— AIM —
State how many lines of the entries hold the string "with", and output nothing but that count.

— AVAILABLE DATA —
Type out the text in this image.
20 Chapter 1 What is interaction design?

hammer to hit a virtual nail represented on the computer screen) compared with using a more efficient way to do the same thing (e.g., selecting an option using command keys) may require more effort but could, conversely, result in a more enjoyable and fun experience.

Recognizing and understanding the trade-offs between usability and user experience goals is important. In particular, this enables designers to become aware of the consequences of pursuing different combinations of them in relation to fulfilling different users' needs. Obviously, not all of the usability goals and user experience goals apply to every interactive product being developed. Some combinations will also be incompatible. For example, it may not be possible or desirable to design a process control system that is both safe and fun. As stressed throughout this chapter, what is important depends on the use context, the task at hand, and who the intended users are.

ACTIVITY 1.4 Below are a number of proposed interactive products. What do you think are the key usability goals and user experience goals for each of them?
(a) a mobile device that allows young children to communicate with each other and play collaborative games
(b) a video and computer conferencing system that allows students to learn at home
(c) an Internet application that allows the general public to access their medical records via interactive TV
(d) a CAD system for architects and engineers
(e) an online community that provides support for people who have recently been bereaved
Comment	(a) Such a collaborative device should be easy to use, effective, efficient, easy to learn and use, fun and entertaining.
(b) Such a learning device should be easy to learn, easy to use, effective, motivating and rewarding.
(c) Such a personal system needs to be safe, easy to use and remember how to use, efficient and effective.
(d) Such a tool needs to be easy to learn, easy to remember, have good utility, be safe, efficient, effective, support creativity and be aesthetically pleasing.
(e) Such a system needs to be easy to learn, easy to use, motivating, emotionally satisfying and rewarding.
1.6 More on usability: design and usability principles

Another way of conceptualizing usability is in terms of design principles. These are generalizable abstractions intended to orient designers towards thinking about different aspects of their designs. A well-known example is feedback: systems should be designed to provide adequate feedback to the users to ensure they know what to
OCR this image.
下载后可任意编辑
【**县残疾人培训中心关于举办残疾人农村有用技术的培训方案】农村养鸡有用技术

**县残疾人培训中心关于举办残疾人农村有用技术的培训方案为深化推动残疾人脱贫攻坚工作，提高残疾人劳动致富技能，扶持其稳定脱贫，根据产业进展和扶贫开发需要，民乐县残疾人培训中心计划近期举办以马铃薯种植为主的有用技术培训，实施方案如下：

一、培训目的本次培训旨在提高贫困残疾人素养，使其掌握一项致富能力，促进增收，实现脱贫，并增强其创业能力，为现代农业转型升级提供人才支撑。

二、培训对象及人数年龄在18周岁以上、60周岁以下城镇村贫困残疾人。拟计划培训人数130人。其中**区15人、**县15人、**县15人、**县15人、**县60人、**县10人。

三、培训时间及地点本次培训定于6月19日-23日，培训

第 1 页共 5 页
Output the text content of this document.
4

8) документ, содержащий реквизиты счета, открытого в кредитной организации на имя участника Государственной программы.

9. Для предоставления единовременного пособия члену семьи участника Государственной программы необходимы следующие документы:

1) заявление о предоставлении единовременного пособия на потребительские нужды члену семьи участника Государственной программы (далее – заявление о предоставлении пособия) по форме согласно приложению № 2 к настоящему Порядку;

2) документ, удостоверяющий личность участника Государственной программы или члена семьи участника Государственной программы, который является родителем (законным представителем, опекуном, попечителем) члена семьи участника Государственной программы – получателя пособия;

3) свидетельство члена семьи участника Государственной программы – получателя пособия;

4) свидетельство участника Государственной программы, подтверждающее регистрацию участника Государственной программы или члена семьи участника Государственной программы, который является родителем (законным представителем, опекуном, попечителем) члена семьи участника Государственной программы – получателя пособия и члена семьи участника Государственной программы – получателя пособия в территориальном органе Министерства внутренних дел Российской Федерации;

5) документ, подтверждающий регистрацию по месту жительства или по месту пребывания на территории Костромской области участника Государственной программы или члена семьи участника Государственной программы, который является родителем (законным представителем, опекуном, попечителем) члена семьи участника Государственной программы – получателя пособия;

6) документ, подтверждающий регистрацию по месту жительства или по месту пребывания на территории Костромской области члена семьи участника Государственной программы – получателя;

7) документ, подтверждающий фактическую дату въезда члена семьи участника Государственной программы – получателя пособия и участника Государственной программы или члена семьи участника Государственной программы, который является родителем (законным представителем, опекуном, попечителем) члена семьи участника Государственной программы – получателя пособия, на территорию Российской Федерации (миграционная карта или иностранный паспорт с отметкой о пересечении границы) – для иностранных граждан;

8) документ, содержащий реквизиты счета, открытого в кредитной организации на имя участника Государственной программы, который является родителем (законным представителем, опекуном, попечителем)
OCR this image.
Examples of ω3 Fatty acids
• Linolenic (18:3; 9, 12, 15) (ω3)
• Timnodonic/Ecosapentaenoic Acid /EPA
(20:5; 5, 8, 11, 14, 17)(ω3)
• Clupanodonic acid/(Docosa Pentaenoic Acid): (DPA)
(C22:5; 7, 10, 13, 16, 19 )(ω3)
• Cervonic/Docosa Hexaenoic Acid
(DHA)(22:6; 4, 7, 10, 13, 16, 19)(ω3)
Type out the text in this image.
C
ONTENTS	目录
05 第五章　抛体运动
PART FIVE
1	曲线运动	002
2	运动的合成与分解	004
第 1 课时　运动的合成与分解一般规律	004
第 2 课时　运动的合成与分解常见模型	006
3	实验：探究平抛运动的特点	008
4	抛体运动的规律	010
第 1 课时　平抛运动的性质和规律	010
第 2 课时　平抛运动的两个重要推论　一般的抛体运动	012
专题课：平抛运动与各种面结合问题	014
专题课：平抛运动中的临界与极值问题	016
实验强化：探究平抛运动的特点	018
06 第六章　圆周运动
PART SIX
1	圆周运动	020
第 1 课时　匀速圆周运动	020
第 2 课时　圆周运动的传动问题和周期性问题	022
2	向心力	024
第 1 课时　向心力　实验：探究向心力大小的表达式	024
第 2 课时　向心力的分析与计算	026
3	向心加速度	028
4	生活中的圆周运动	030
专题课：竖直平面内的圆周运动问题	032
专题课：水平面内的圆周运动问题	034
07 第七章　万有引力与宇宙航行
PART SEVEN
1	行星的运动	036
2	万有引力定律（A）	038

— SOLVED PROBLEM —
2